[Stored records]
[Start]

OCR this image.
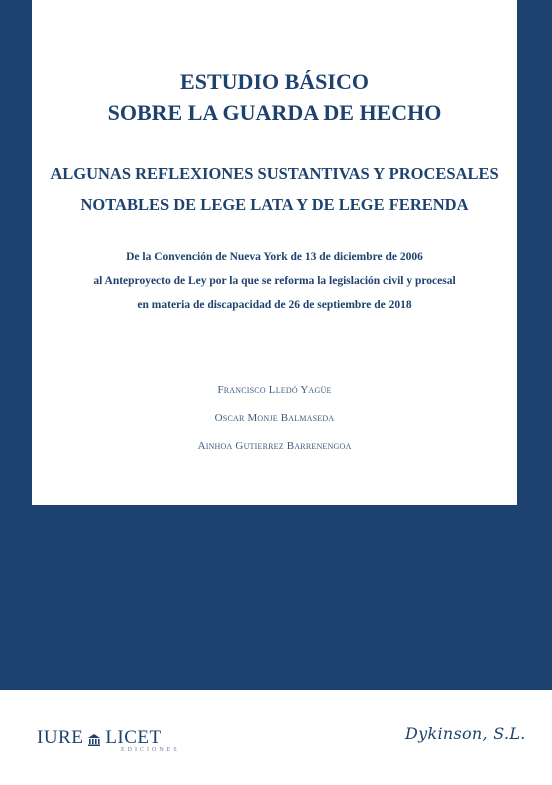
ESTUDIO BÁSICO
SOBRE LA GUARDA DE HECHO
ALGUNAS REFLEXIONES SUSTANTIVAS Y PROCESALES
NOTABLES DE LEGE LATA Y DE LEGE FERENDA
De la Convención de Nueva York de 13 de diciembre de 2006
al Anteproyecto de Ley por la que se reforma la legislación civil y procesal
en materia de discapacidad de 26 de septiembre de 2018
Francisco Lledó Yagüe
Oscar Monje Balmaseda
Ainhoa Gutierrez Barrenengoa
IURE LICET
EDICIONES
Dykinson, S.L.
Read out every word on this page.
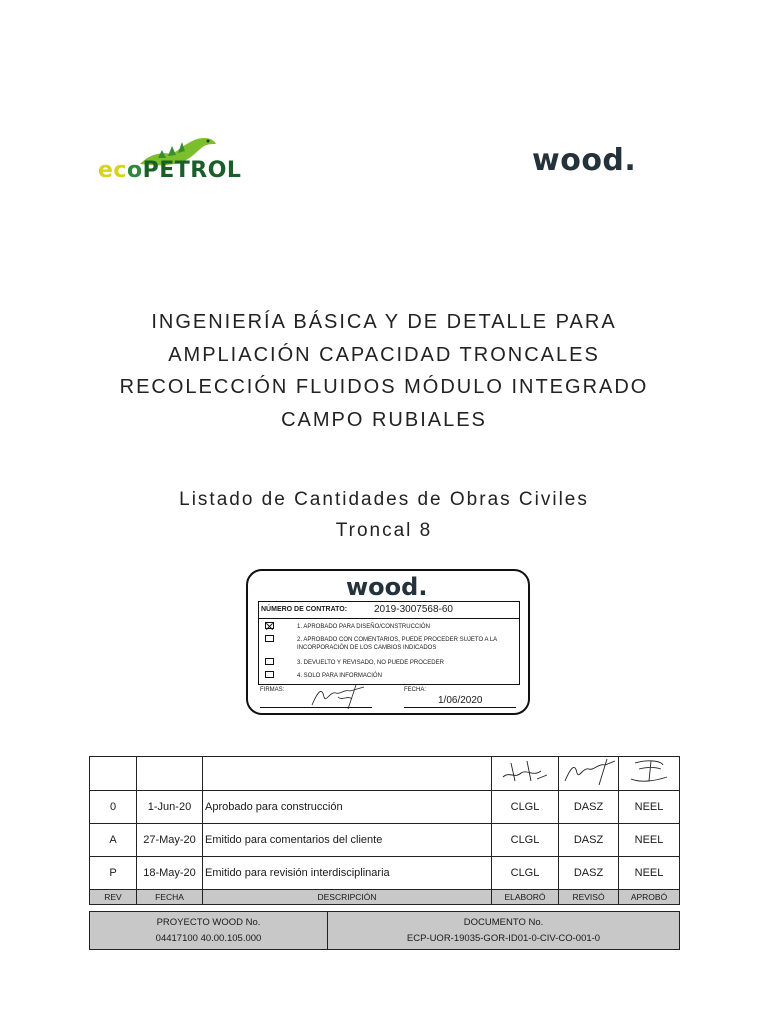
ecoPETROL	wood.
INGENIERÍA BÁSICA Y DE DETALLE PARA
AMPLIACIÓN CAPACIDAD TRONCALES
RECOLECCIÓN FLUIDOS MÓDULO INTEGRADO
CAMPO RUBIALES
Listado de Cantidades de Obras Civiles
Troncal 8
wood.
NÚMERO DE CONTRATO:	2019-3007568-60
1. APROBADO PARA DISEÑO/CONSTRUCCIÓN
2. APROBADO CON COMENTARIOS, PUEDE PROCEDER SUJETO A LA INCORPORACIÓN DE LOS CAMBIOS INDICADOS
3. DEVUELTO Y REVISADO, NO PUEDE PROCEDER
4. SOLO PARA INFORMACIÓN
FIRMAS:	FECHA:
1/06/2020

0	1-Jun-20	Aprobado para construcción	CLGL	DASZ	NEEL
A	27-May-20	Emitido para comentarios del cliente	CLGL	DASZ	NEEL
P	18-May-20	Emitido para revisión interdisciplinaria	CLGL	DASZ	NEEL
REV	FECHA	DESCRIPCIÓN	ELABORÓ	REVISÓ	APROBÓ
PROYECTO WOOD No.
04417100 40.00.105.000

DOCUMENTO No.
ECP-UOR-19035-GOR-ID01-0-CIV-CO-001-0
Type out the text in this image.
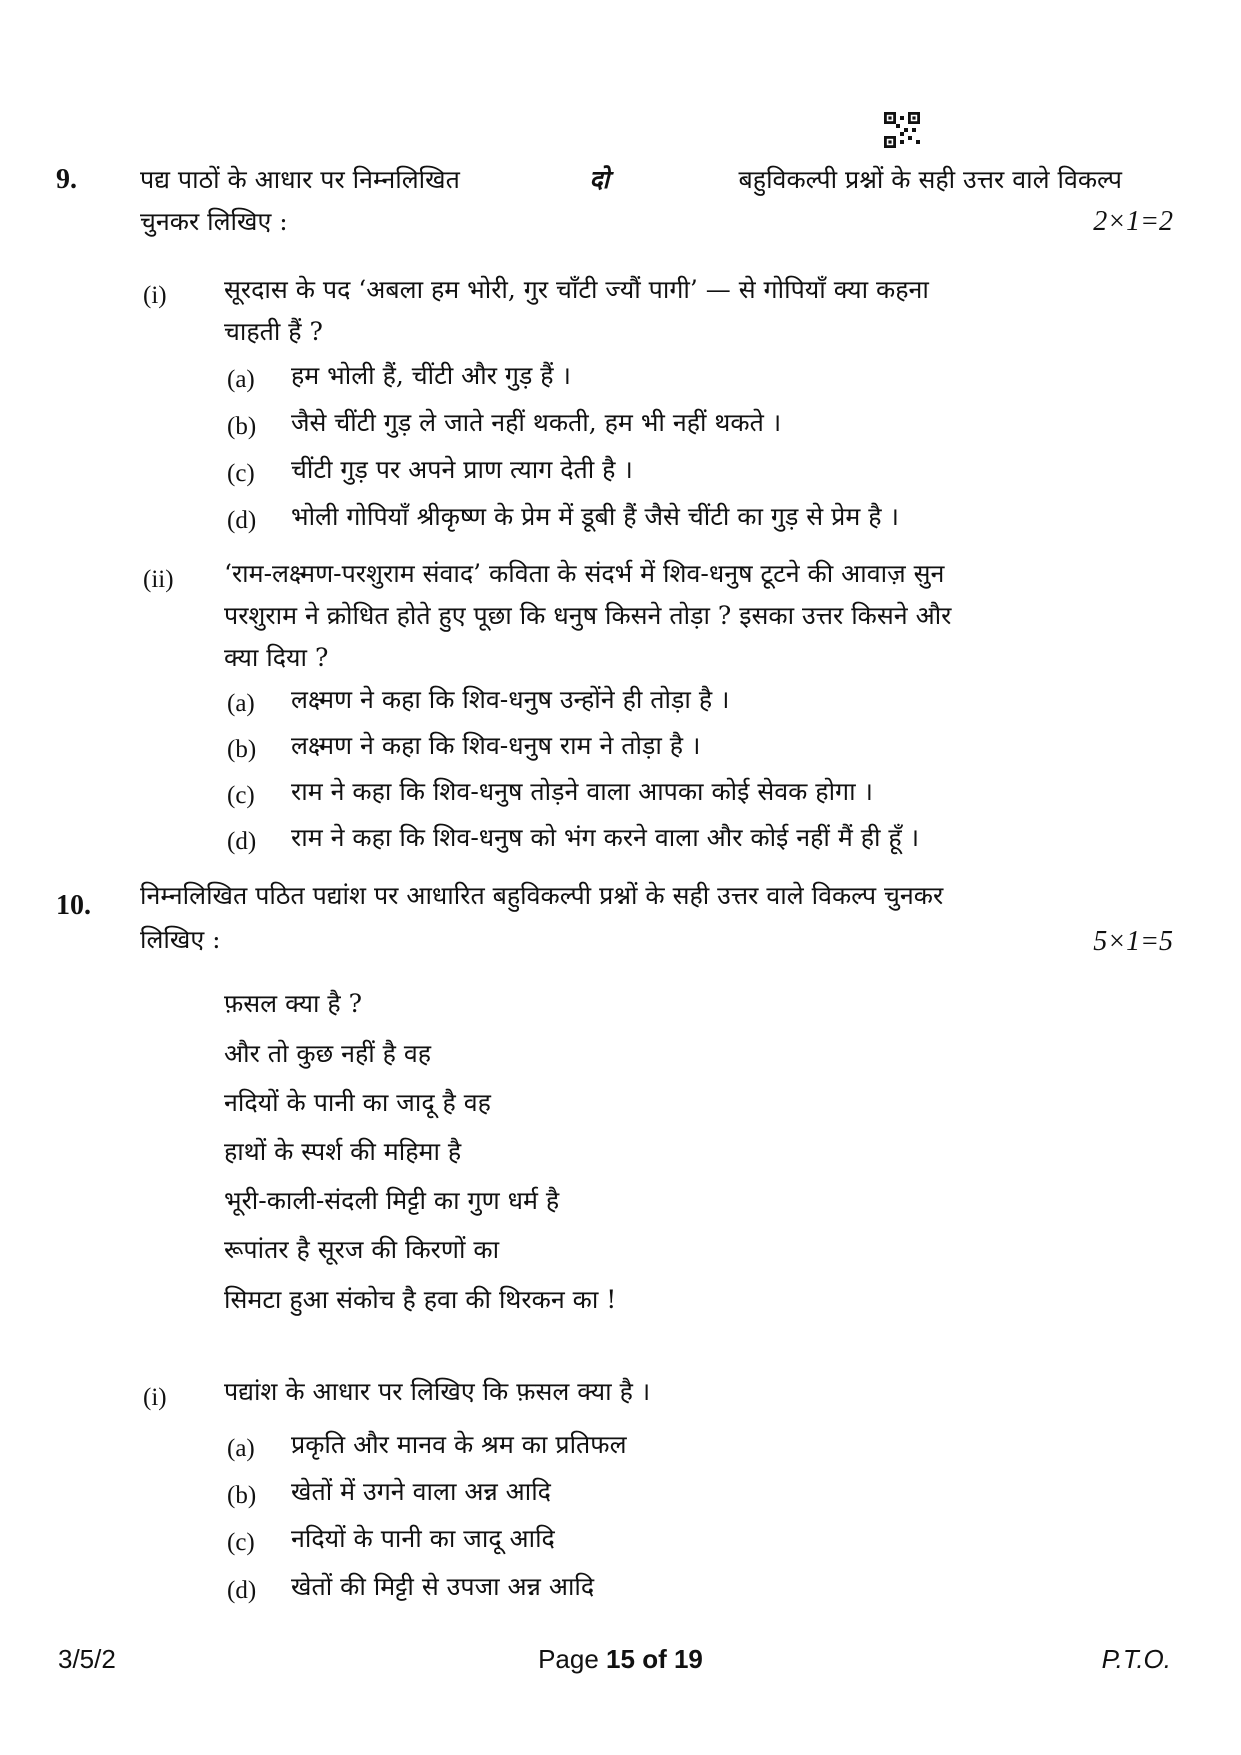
9.	पद्य पाठों के आधार पर निम्नलिखित	दो	बहुविकल्पी प्रश्नों के सही उत्तर वाले विकल्प
चुनकर लिखिए :	2×1=2
(i) सूरदास के पद ‘अबला हम भोरी, गुर चाँटी ज्यौं पागी’ — से गोपियाँ क्या कहना
चाहती हैं ?
(a) हम भोली हैं, चींटी और गुड़ हैं ।
(b) जैसे चींटी गुड़ ले जाते नहीं थकती, हम भी नहीं थकते ।
(c) चींटी गुड़ पर अपने प्राण त्याग देती है ।
(d) भोली गोपियाँ श्रीकृष्ण के प्रेम में डूबी हैं जैसे चींटी का गुड़ से प्रेम है ।
(ii) ‘राम-लक्ष्मण-परशुराम संवाद’ कविता के संदर्भ में शिव-धनुष टूटने की आवाज़ सुन
परशुराम ने क्रोधित होते हुए पूछा कि धनुष किसने तोड़ा ? इसका उत्तर किसने और
क्या दिया ?
(a) लक्ष्मण ने कहा कि शिव-धनुष उन्होंने ही तोड़ा है ।
(b) लक्ष्मण ने कहा कि शिव-धनुष राम ने तोड़ा है ।
(c) राम ने कहा कि शिव-धनुष तोड़ने वाला आपका कोई सेवक होगा ।
(d) राम ने कहा कि शिव-धनुष को भंग करने वाला और कोई नहीं मैं ही हूँ ।
10. निम्नलिखित पठित पद्यांश पर आधारित बहुविकल्पी प्रश्नों के सही उत्तर वाले विकल्प चुनकर
लिखिए :	5×1=5
फ़सल क्या है ?
और तो कुछ नहीं है वह
नदियों के पानी का जादू है वह
हाथों के स्पर्श की महिमा है
भूरी-काली-संदली मिट्टी का गुण धर्म है
रूपांतर है सूरज की किरणों का
सिमटा हुआ संकोच है हवा की थिरकन का !
(i) पद्यांश के आधार पर लिखिए कि फ़सल क्या है ।
(a) प्रकृति और मानव के श्रम का प्रतिफल
(b) खेतों में उगने वाला अन्न आदि
(c) नदियों के पानी का जादू आदि
(d) खेतों की मिट्टी से उपजा अन्न आदि
3/5/2	Page 15 of 19	P.T.O.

[End]

CHALLENGE:
The lines to collect are those holding the string "DASZ"; copy them all.

WRITTEN REPLY:
0	1-Jun-20	Aprobado para construcción	CLGL	DASZ	NEEL
A	27-May-20	Emitido para comentarios del cliente	CLGL	DASZ	NEEL
P	18-May-20	Emitido para revisión interdisciplinaria	CLGL	DASZ	NEEL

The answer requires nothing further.